▸ **What to produce**: Without omitting anything, return the records precisely as given.

================

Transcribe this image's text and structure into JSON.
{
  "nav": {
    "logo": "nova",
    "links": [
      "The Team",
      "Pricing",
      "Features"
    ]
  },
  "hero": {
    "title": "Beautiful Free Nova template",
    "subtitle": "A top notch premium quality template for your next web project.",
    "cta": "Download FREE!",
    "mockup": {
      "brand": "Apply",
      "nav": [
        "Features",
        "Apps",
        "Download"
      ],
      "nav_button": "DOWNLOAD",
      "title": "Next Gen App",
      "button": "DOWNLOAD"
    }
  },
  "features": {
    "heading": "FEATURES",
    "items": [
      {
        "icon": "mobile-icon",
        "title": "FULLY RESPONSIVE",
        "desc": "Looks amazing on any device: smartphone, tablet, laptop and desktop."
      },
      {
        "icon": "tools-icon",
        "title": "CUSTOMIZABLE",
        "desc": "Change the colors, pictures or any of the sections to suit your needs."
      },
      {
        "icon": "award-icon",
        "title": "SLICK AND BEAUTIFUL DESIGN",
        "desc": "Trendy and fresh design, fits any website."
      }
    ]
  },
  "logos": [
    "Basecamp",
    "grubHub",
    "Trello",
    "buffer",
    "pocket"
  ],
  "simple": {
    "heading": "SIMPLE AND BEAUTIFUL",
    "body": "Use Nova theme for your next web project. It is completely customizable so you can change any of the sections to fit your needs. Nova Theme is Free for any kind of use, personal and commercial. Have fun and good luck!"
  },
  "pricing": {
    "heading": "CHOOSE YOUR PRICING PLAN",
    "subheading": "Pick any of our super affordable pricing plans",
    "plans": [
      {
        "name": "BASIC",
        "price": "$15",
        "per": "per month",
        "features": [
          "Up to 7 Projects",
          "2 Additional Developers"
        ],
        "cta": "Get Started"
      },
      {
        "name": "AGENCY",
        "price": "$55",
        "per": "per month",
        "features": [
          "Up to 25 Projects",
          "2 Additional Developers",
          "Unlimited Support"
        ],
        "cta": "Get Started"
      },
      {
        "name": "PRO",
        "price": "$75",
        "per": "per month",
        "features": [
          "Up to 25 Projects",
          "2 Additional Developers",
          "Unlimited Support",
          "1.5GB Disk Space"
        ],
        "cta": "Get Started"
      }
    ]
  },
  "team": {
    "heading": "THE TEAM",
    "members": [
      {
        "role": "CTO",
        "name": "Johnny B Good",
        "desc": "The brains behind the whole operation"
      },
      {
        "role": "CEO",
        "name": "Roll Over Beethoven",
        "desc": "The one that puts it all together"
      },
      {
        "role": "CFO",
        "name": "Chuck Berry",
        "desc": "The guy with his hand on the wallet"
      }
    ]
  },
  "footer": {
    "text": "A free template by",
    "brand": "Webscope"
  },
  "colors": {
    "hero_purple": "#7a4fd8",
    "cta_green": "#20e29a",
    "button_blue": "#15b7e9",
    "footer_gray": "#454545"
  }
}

================

▸ **Completed exercise**:
Transcribe this image's text and structure into JSON.
{
  "nav": {
    "logo": "nova",
    "links": [
      "The Team",
      "Pricing",
      "Features"
    ]
  },
  "hero": {
    "title": "Beautiful Free Nova template",
    "subtitle": "A top notch premium quality template for your next web project.",
    "cta": "Download FREE!",
    "mockup": {
      "brand": "Apply",
      "nav": [
        "Features",
        "Apps",
        "Download"
      ],
      "nav_button": "DOWNLOAD",
      "title": "Next Gen App",
      "button": "DOWNLOAD"
    }
  },
  "features": {
    "heading": "FEATURES",
    "items": [
      {
        "icon": "mobile-icon",
        "title": "FULLY RESPONSIVE",
        "desc": "Looks amazing on any device: smartphone, tablet, laptop and desktop."
      },
      {
        "icon": "tools-icon",
        "title": "CUSTOMIZABLE",
        "desc": "Change the colors, pictures or any of the sections to suit your needs."
      },
      {
        "icon": "award-icon",
        "title": "SLICK AND BEAUTIFUL DESIGN",
        "desc": "Trendy and fresh design, fits any website."
      }
    ]
  },
  "logos": [
    "Basecamp",
    "grubHub",
    "Trello",
    "buffer",
    "pocket"
  ],
  "simple": {
    "heading": "SIMPLE AND BEAUTIFUL",
    "body": "Use Nova theme for your next web project. It is completely customizable so you can change any of the sections to fit your needs. Nova Theme is Free for any kind of use, personal and commercial. Have fun and good luck!"
  },
  "pricing": {
    "heading": "CHOOSE YOUR PRICING PLAN",
    "subheading": "Pick any of our super affordable pricing plans",
    "plans": [
      {
        "name": "BASIC",
        "price": "$15",
        "per": "per month",
        "features": [
          "Up to 7 Projects",
          "2 Additional Developers"
        ],
        "cta": "Get Started"
      },
      {
        "name": "AGENCY",
        "price": "$55",
        "per": "per month",
        "features": [
          "Up to 25 Projects",
          "2 Additional Developers",
          "Unlimited Support"
        ],
        "cta": "Get Started"
      },
      {
        "name": "PRO",
        "price": "$75",
        "per": "per month",
        "features": [
          "Up to 25 Projects",
          "2 Additional Developers",
          "Unlimited Support",
          "1.5GB Disk Space"
        ],
        "cta": "Get Started"
      }
    ]
  },
  "team": {
    "heading": "THE TEAM",
    "members": [
      {
        "role": "CTO",
        "name": "Johnny B Good",
        "desc": "The brains behind the whole operation"
      },
      {
        "role": "CEO",
        "name": "Roll Over Beethoven",
        "desc": "The one that puts it all together"
      },
      {
        "role": "CFO",
        "name": "Chuck Berry",
        "desc": "The guy with his hand on the wallet"
      }
    ]
  },
  "footer": {
    "text": "A free template by",
    "brand": "Webscope"
  },
  "colors": {
    "hero_purple": "#7a4fd8",
    "cta_green": "#20e29a",
    "button_blue": "#15b7e9",
    "footer_gray": "#454545"
  }
}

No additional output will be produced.